Stored rows:
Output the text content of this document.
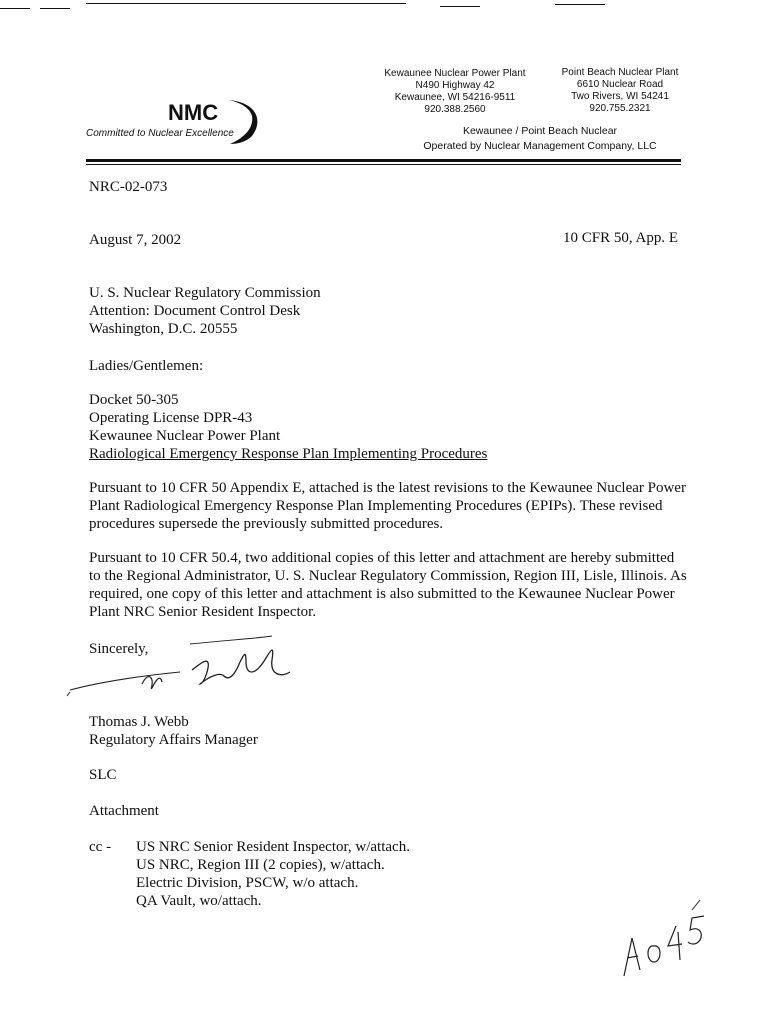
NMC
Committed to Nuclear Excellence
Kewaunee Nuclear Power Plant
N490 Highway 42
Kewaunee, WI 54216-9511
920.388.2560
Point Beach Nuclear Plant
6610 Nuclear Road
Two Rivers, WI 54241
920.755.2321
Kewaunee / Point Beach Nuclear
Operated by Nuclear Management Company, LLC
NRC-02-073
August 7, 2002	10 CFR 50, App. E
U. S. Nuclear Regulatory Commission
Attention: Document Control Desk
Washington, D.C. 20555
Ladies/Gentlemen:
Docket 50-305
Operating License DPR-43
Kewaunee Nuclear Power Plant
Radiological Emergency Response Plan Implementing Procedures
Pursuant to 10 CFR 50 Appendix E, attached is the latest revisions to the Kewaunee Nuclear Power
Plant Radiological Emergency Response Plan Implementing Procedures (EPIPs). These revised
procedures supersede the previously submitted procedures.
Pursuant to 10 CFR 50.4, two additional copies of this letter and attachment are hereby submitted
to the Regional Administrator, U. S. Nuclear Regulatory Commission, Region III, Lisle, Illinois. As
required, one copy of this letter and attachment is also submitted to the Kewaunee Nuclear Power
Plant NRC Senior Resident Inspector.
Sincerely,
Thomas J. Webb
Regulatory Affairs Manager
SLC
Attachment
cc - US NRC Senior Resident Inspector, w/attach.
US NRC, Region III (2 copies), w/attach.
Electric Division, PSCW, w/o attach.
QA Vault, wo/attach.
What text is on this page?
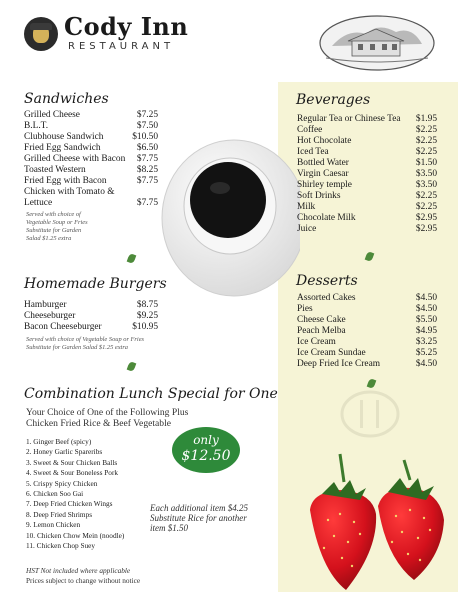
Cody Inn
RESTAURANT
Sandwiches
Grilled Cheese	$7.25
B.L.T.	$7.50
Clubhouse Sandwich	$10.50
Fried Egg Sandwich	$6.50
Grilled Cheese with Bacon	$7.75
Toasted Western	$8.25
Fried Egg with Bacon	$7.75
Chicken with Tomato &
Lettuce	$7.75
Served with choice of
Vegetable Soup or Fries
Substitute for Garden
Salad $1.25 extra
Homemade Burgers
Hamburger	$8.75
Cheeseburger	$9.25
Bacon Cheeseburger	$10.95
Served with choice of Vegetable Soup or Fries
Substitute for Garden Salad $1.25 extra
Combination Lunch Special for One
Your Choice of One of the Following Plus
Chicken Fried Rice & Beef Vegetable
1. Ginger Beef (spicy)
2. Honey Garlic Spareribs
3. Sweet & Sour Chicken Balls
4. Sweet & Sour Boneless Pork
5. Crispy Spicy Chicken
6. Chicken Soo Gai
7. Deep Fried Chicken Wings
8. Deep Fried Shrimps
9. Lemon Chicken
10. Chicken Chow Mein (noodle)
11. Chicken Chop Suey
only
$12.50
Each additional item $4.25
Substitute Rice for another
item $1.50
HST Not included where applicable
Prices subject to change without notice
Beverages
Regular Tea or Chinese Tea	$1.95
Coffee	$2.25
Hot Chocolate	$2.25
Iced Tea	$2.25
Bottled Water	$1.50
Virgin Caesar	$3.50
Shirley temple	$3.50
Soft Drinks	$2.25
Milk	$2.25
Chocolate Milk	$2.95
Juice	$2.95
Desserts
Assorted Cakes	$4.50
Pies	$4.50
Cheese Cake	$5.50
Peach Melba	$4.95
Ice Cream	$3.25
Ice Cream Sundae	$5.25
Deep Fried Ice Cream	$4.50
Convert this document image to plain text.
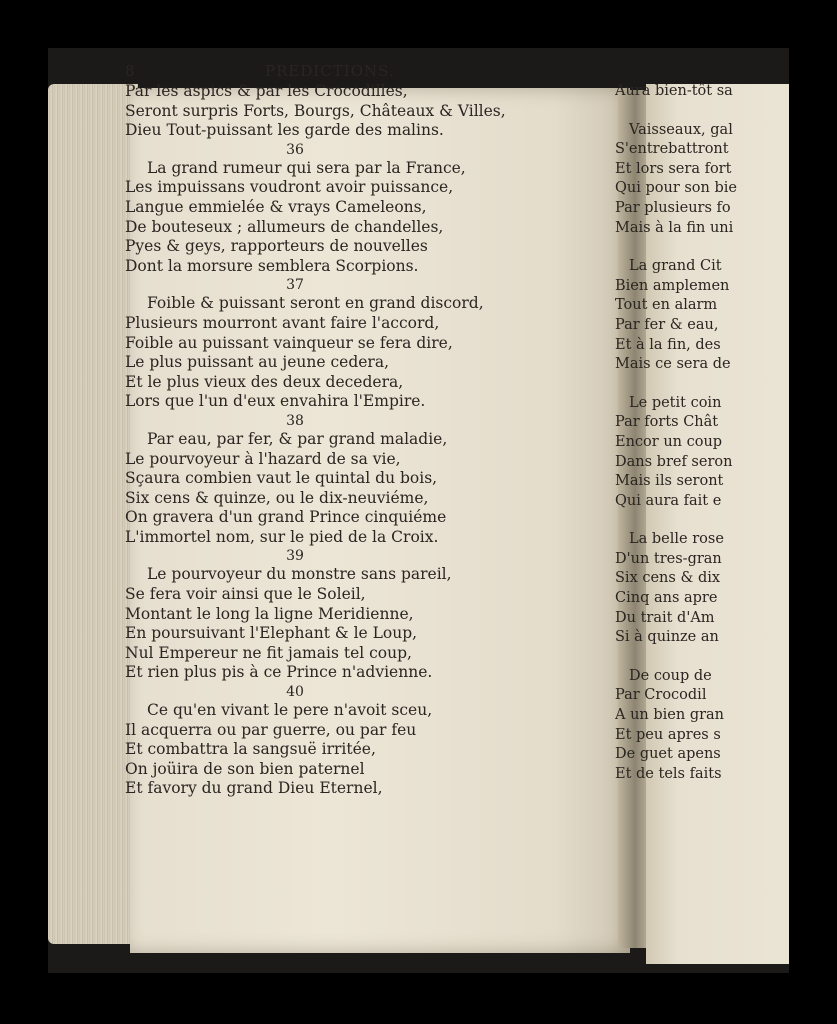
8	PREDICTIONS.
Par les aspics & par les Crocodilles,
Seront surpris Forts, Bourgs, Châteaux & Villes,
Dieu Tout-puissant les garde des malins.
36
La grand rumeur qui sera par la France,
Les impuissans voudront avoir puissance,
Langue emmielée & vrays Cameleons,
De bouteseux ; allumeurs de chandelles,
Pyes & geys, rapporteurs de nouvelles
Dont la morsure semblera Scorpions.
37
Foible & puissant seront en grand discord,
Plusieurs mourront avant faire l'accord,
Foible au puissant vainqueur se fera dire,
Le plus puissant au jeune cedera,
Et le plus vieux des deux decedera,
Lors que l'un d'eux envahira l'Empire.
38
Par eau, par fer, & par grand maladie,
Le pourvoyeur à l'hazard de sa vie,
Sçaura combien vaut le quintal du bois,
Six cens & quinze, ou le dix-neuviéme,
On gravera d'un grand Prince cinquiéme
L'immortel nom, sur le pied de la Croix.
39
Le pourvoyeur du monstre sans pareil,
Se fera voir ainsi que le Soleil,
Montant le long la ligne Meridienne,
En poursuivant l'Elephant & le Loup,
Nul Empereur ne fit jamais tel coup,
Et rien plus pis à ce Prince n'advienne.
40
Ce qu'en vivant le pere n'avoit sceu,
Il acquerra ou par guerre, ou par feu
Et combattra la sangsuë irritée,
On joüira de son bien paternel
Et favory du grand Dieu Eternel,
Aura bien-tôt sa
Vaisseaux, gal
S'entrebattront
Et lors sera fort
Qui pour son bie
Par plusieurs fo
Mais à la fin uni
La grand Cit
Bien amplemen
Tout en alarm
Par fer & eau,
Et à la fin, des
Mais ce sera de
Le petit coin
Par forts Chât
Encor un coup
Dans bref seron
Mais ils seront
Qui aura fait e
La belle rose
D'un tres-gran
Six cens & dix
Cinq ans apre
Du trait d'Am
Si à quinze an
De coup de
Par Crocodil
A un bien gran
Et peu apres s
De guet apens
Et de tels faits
* * *
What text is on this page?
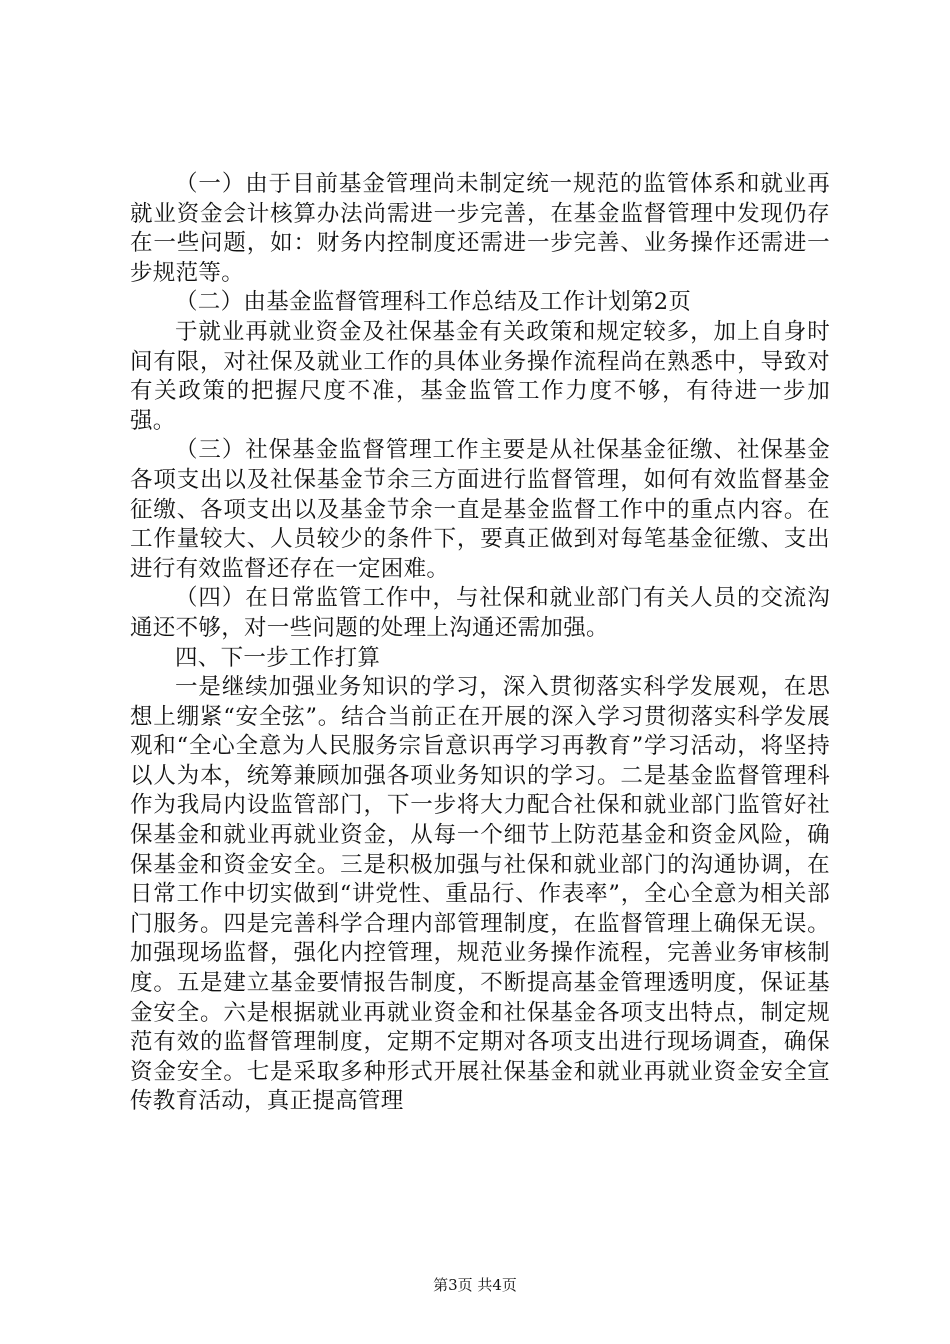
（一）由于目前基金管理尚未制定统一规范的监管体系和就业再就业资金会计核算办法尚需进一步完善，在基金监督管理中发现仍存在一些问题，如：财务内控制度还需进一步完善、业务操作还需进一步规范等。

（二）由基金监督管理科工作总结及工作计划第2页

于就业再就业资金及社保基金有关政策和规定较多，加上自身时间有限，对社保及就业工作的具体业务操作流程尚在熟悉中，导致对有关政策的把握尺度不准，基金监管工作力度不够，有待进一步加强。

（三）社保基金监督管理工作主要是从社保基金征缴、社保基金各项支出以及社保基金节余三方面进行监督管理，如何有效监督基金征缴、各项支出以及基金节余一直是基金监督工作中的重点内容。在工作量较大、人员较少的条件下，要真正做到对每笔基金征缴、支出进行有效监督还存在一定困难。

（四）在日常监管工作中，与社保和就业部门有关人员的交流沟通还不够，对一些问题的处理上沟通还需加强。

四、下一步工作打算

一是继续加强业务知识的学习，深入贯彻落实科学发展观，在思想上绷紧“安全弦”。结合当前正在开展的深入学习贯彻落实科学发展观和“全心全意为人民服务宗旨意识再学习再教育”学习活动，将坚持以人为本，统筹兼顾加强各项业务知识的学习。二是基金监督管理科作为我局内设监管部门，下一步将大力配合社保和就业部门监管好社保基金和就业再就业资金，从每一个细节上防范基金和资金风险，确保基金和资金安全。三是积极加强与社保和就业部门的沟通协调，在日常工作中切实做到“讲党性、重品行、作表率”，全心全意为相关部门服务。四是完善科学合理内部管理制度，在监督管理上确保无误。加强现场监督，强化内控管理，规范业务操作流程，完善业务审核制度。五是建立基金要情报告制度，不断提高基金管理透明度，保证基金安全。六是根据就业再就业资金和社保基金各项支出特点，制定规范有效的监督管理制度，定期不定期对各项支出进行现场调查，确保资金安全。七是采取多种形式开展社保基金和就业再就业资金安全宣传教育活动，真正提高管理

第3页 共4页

Short problem: Extract all lines that hold the word "Region".

Complete output:
to the Regional Administrator, U. S. Nuclear Regulatory Commission, Region III, Lisle, Illinois. As
US NRC, Region III (2 copies), w/attach.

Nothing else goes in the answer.